**The problem**
Search the records for "screenshot" and copy each line that holds it.

** START **

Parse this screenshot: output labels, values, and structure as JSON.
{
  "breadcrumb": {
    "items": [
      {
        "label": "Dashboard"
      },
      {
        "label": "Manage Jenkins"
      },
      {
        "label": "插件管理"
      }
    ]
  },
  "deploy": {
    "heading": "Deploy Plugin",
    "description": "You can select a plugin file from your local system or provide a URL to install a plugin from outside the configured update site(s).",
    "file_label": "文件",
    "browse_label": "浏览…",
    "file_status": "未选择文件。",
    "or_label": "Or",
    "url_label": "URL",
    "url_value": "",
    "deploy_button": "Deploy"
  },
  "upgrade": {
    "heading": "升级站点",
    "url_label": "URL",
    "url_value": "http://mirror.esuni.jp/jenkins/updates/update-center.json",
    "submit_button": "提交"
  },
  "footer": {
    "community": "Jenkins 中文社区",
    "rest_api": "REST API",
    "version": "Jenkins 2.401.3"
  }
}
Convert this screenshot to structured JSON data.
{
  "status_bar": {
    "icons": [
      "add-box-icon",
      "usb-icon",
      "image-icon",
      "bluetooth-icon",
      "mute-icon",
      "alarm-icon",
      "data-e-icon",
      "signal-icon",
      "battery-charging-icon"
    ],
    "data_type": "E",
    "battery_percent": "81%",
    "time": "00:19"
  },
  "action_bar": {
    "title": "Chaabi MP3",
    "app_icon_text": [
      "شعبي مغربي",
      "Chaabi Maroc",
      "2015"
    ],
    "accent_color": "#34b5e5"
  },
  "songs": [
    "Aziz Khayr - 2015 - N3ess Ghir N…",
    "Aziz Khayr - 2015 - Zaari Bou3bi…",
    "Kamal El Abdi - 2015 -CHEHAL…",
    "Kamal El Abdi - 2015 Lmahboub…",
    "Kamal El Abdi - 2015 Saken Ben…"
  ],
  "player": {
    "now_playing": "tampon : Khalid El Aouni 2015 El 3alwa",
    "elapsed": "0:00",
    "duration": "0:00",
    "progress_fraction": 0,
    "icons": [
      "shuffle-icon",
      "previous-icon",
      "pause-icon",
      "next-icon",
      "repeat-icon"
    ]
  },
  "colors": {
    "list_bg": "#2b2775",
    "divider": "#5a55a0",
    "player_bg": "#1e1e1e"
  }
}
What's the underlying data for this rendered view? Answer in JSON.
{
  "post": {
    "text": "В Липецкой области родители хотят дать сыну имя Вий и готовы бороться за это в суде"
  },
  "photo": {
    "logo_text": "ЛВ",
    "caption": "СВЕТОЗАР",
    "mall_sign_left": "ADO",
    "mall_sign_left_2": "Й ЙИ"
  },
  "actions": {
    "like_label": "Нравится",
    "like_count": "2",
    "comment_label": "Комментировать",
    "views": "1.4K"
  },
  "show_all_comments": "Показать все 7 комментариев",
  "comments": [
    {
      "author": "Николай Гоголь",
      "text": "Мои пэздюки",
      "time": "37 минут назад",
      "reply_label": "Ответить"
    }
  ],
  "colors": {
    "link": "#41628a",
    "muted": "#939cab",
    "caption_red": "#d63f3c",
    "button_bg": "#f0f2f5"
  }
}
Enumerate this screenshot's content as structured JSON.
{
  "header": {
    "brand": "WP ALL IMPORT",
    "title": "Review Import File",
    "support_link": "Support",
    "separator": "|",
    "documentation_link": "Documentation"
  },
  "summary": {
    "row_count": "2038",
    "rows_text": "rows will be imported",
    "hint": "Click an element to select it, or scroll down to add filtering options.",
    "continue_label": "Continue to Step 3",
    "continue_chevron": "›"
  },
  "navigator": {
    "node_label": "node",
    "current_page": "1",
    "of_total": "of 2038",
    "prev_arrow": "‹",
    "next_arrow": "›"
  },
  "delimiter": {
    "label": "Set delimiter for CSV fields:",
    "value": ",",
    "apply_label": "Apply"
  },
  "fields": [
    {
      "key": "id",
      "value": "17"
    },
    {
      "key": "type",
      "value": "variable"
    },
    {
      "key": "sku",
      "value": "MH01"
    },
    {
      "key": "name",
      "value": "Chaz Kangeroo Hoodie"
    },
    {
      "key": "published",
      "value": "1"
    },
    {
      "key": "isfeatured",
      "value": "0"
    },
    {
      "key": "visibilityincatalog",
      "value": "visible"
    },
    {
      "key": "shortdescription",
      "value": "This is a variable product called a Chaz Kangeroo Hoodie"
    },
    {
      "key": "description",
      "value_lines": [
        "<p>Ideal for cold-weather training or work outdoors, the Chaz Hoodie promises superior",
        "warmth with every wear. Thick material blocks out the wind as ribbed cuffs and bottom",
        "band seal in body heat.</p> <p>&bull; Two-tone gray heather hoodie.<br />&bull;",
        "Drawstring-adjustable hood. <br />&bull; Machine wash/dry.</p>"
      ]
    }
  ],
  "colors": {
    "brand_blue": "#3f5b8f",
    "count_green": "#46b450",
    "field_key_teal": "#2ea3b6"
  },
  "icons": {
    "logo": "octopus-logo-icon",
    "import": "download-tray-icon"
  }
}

** END **

**Reply to the exercise**
Parse this screenshot: output labels, values, and structure as JSON.
Convert this screenshot to structured JSON data.
Enumerate this screenshot's content as structured JSON.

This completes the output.